### EXERCISE AIM:
Isolate every line in the records below with "JSON" in it.

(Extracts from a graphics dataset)
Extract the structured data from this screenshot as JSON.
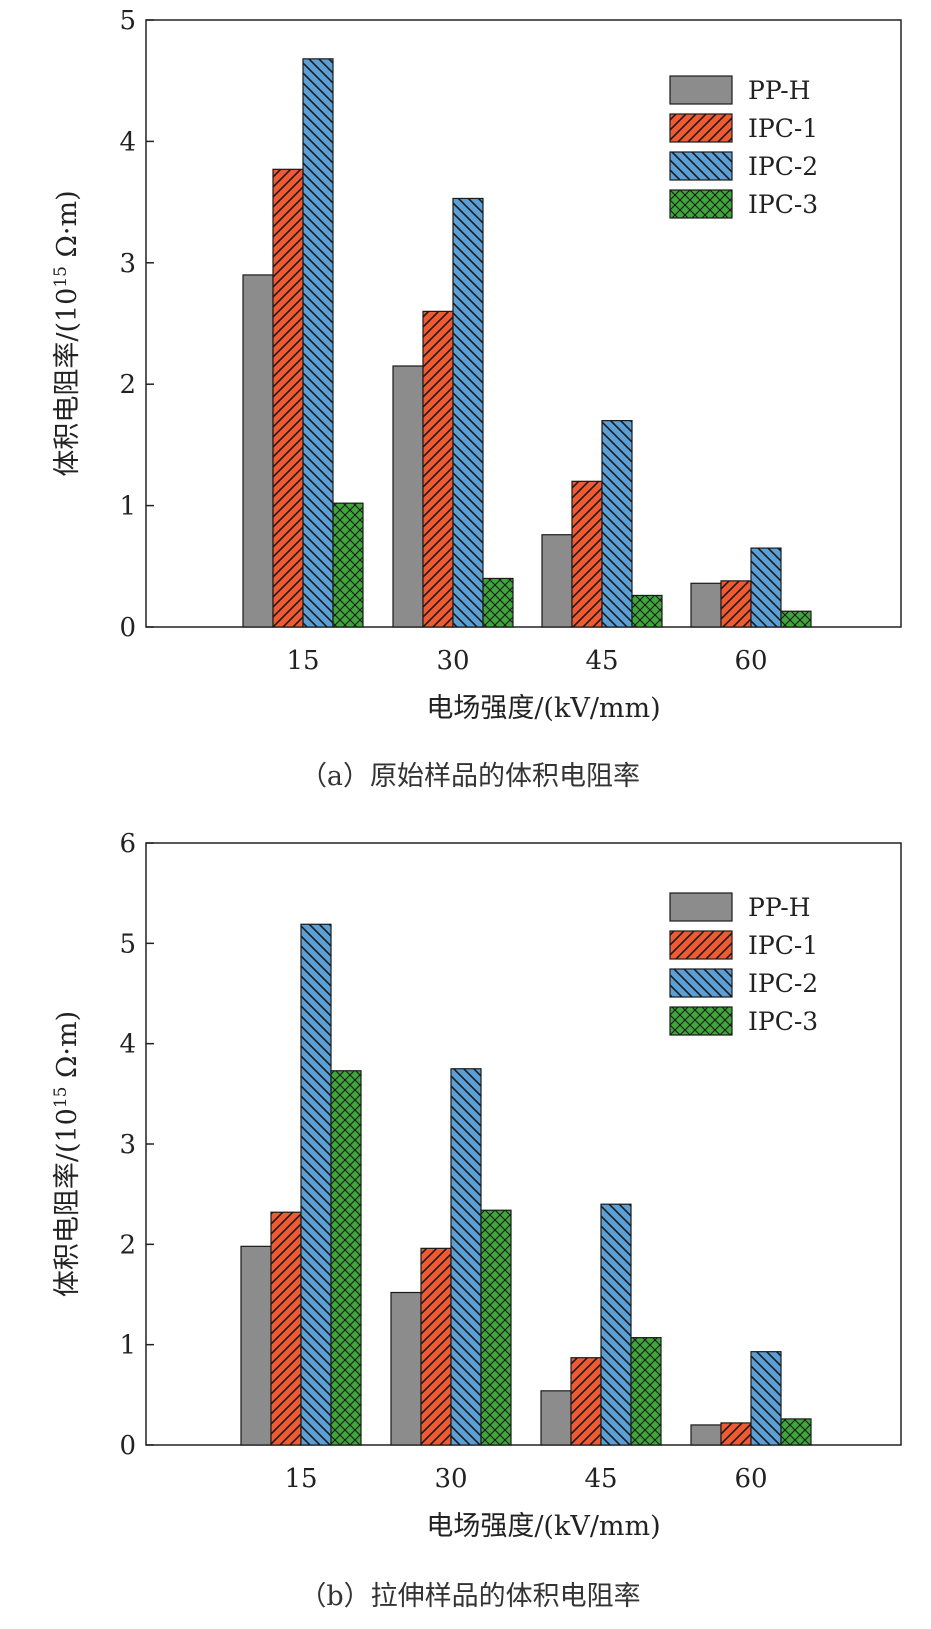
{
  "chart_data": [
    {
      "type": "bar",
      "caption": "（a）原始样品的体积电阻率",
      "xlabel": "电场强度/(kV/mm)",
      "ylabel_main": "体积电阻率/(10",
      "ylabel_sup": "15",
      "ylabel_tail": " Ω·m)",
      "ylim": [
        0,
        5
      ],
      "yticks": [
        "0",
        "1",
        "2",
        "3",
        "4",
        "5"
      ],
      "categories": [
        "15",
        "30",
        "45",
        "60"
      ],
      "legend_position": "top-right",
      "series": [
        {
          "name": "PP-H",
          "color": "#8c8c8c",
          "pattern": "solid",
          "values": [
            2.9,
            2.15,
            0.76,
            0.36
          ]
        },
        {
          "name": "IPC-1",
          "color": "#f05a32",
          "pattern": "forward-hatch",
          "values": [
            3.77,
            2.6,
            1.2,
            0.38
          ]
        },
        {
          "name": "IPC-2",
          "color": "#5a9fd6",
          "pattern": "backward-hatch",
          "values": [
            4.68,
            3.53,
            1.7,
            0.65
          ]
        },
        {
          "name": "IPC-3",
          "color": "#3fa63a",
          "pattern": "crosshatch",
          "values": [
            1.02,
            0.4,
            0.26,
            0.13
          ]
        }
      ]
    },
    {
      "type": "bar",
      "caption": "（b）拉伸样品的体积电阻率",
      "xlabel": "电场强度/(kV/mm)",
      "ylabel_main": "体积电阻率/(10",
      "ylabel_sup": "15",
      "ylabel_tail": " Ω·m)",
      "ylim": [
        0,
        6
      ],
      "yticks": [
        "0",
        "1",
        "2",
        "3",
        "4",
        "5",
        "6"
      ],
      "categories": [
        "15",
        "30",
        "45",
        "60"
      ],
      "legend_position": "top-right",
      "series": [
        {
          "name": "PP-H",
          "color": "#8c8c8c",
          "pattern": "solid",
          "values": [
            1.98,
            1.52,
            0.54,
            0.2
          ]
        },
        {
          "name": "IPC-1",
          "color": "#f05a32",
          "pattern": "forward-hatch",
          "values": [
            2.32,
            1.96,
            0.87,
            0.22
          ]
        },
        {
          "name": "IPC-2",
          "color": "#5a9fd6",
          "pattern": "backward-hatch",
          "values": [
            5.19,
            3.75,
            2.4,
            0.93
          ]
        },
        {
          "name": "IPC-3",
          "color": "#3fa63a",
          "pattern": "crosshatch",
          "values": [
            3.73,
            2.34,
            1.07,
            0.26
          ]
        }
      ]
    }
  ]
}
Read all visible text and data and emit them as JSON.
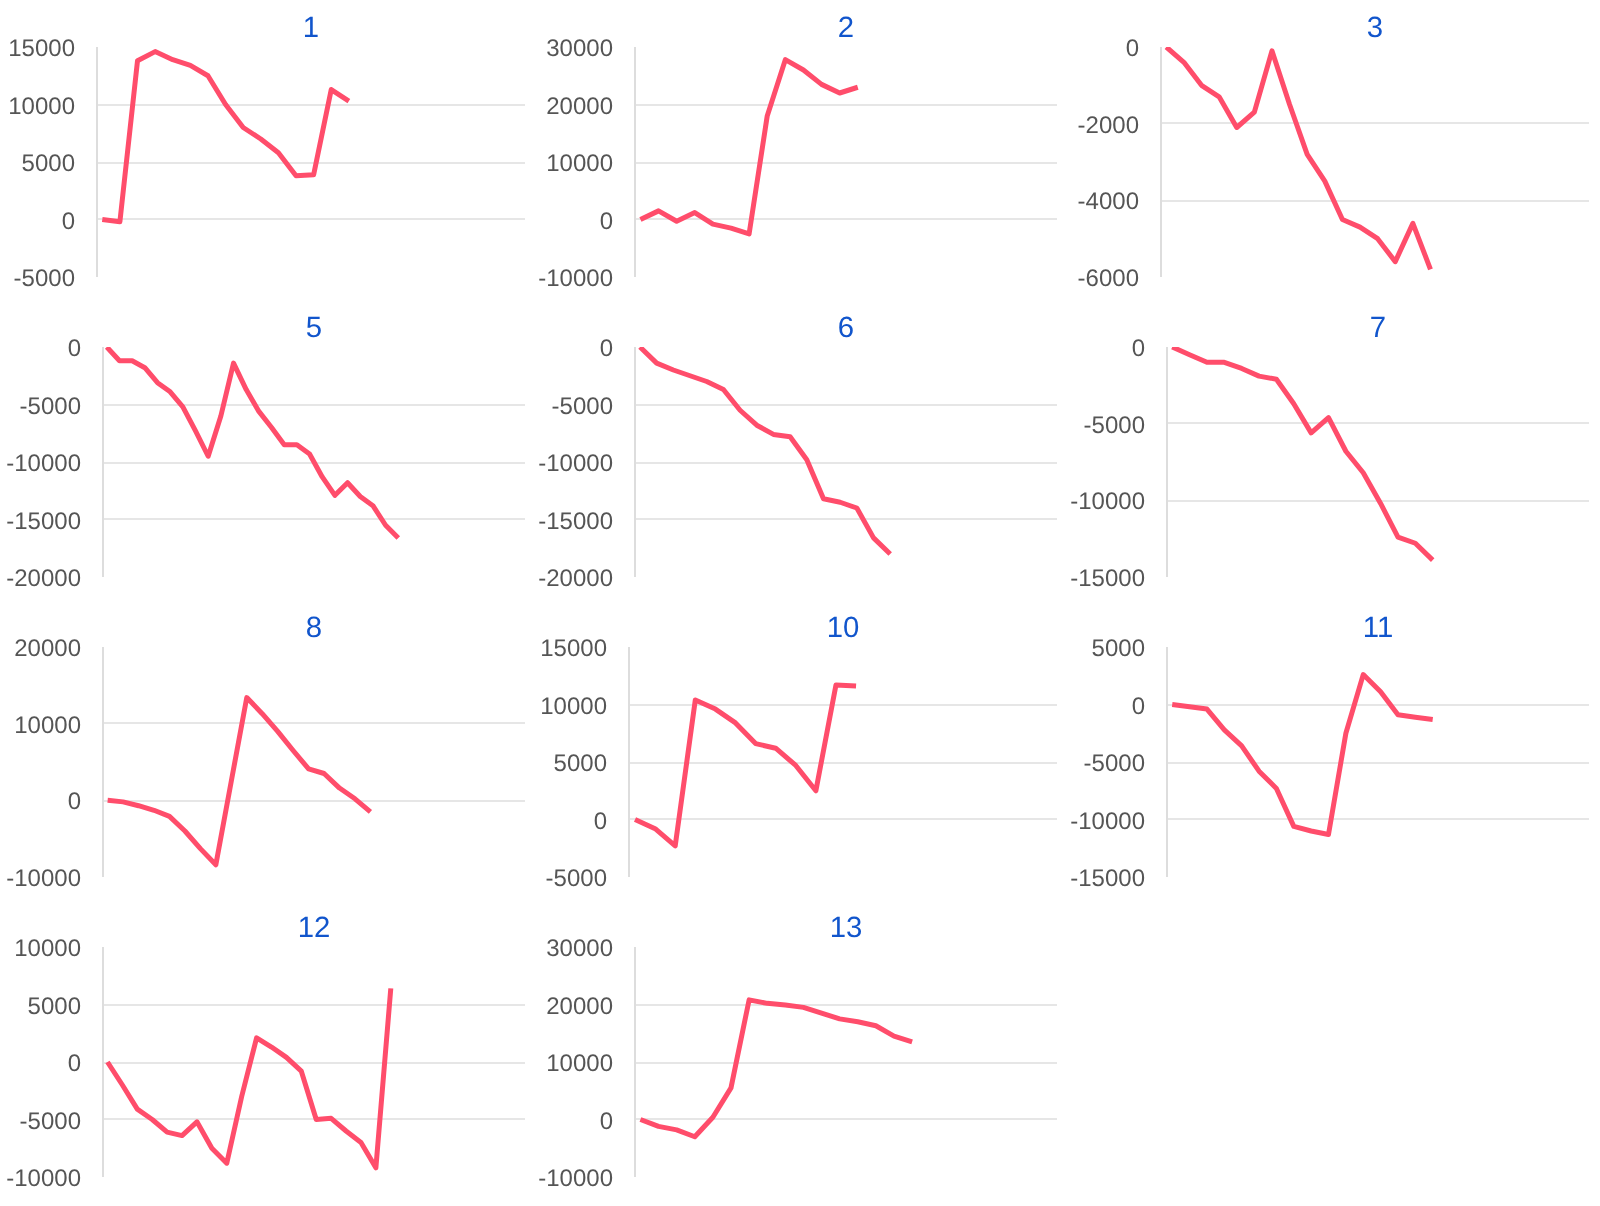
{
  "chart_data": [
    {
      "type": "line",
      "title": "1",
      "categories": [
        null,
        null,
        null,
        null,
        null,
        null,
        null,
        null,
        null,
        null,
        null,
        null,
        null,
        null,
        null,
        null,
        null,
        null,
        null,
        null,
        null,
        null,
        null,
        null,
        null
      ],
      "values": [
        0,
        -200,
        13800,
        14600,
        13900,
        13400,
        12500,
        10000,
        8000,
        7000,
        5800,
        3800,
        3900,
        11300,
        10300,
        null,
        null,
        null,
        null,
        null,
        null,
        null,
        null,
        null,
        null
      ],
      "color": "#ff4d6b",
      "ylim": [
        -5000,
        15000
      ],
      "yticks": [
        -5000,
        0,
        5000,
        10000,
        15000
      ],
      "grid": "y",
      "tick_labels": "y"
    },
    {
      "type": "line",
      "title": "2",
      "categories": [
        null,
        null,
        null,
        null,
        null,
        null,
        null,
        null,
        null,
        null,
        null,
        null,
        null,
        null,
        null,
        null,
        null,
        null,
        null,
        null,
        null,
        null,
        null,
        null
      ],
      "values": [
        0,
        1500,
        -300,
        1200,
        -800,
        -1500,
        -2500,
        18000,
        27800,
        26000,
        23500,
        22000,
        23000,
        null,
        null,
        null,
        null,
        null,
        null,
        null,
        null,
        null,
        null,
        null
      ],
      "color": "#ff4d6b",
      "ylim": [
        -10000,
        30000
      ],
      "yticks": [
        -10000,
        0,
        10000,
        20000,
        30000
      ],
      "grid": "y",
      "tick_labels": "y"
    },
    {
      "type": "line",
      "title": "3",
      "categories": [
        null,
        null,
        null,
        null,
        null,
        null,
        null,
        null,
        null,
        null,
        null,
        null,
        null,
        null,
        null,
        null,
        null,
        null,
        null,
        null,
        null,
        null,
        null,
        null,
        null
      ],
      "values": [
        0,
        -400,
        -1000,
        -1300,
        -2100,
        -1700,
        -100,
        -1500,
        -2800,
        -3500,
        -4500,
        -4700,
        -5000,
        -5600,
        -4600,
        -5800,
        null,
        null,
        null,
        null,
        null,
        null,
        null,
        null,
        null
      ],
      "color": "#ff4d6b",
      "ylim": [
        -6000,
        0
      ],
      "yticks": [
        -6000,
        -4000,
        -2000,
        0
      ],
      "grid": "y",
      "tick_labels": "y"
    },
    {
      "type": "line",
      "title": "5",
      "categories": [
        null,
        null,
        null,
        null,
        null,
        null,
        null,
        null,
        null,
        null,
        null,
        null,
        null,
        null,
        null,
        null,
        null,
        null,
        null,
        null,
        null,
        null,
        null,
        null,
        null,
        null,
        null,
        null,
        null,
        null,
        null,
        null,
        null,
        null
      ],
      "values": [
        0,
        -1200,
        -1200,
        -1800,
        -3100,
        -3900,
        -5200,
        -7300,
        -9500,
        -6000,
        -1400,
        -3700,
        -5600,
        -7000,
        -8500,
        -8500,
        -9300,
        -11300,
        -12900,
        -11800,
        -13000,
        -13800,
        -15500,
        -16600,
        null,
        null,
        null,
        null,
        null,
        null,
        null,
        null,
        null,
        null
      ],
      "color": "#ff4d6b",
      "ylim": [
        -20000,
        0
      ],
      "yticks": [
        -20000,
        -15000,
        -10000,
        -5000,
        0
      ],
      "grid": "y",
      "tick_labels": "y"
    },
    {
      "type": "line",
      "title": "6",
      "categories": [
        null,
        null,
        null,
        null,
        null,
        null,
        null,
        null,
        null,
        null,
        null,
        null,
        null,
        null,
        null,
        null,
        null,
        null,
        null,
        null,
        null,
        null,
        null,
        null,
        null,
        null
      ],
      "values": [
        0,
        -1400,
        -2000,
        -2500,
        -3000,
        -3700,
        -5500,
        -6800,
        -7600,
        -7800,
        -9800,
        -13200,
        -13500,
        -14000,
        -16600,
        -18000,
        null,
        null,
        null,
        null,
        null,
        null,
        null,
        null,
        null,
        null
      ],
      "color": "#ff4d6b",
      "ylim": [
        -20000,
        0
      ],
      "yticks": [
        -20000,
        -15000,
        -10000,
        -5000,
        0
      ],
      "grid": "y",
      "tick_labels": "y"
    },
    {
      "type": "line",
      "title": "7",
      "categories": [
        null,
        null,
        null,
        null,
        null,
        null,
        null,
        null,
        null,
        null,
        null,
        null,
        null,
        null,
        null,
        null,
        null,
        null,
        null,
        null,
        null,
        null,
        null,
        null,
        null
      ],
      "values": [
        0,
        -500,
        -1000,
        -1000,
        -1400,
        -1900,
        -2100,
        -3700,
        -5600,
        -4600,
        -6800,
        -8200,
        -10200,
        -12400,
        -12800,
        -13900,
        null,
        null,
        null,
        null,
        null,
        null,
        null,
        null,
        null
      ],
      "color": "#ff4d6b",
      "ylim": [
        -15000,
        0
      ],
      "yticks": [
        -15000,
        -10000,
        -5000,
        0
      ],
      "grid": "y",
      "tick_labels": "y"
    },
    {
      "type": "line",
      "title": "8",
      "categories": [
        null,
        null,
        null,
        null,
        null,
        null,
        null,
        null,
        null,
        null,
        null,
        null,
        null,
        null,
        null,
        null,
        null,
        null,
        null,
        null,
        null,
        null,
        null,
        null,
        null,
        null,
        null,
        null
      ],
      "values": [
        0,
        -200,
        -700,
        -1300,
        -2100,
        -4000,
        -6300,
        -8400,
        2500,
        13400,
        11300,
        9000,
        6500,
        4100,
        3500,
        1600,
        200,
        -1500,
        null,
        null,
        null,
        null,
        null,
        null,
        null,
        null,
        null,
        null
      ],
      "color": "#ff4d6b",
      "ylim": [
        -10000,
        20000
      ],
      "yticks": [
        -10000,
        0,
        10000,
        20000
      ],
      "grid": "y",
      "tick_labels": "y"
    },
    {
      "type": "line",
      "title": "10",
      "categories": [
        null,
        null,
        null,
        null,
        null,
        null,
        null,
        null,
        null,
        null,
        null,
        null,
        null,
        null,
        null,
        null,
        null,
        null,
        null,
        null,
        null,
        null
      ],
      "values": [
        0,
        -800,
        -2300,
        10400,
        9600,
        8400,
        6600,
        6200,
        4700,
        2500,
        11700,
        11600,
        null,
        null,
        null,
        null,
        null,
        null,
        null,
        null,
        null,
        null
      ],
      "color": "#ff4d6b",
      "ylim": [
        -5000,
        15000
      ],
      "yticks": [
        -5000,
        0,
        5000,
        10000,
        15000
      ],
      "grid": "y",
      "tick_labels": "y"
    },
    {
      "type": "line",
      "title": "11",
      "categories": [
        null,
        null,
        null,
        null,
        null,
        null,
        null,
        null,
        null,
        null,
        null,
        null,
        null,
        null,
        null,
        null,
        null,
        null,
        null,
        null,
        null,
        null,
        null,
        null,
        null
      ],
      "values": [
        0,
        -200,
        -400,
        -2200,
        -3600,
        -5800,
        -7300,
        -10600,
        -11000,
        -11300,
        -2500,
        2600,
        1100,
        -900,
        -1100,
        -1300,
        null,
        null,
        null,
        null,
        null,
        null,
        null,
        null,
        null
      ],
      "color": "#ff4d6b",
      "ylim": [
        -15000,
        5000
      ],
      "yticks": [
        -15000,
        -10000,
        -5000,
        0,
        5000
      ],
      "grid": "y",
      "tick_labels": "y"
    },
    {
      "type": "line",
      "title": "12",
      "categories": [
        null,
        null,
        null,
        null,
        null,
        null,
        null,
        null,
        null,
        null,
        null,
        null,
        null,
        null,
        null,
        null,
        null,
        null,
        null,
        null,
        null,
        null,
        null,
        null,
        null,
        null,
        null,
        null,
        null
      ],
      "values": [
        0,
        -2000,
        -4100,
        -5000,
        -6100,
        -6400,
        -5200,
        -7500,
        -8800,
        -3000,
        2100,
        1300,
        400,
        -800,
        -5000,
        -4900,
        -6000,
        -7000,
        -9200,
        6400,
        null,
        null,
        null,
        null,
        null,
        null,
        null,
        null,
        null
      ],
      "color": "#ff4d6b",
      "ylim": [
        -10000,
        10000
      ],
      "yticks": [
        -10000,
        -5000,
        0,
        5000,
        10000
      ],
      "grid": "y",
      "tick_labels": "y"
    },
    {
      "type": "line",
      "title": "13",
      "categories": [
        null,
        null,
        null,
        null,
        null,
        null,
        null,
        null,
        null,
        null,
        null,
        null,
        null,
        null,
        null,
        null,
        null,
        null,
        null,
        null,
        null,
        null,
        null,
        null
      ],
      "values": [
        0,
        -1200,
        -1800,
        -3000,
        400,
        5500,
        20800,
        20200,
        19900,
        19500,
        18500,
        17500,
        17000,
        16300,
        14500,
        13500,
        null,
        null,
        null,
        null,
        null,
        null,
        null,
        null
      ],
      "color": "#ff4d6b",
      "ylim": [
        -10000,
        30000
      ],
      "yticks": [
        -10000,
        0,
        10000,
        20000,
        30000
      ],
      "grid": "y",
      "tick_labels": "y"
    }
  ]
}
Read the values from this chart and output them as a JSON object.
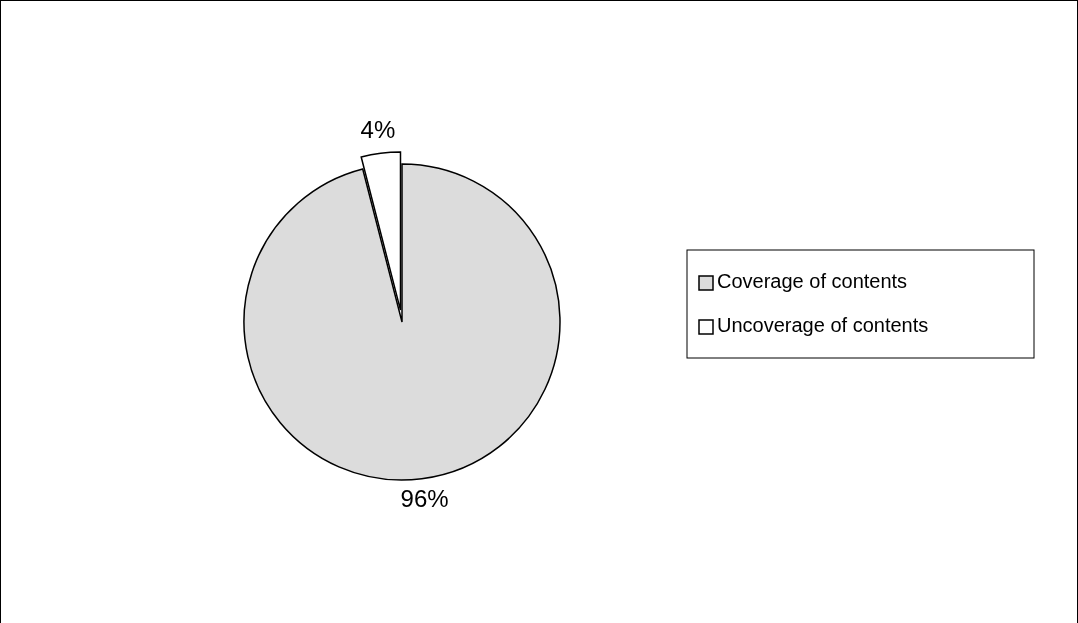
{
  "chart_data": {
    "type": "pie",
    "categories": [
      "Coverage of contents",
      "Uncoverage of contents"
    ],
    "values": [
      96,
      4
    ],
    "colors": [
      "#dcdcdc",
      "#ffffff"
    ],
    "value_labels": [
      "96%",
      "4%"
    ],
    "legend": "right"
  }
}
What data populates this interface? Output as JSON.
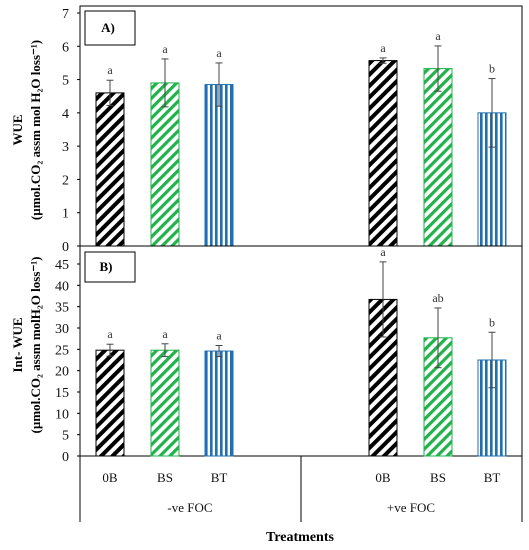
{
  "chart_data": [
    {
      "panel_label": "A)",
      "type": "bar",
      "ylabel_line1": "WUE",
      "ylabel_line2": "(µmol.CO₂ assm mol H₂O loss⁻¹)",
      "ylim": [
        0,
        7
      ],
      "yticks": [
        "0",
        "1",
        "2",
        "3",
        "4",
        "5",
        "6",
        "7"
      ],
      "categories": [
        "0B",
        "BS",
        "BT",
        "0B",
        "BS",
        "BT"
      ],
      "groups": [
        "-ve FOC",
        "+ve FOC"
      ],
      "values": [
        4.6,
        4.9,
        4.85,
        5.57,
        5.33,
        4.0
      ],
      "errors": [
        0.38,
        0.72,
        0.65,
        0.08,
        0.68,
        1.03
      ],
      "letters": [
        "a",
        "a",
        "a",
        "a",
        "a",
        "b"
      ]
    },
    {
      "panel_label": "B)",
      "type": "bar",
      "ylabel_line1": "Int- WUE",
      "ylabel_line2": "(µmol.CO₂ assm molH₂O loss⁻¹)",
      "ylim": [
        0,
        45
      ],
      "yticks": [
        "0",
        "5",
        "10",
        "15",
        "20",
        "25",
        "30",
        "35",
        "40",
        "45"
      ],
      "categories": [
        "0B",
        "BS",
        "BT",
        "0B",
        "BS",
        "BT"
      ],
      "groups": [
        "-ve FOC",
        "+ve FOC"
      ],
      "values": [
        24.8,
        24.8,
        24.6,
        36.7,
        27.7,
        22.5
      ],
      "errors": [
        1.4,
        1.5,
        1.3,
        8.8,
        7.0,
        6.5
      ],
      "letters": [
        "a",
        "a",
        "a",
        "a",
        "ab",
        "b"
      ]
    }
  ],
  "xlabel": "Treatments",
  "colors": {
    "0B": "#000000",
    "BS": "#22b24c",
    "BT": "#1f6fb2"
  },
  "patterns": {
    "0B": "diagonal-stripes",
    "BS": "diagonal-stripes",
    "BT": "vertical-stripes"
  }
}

### SOLUTION:
Extract the structured data from this screenshot as JSON.
Read all visible text and data and emit them as JSON.
Read the values from this chart and output them as a JSON object.
What data populates this interface? Output as JSON.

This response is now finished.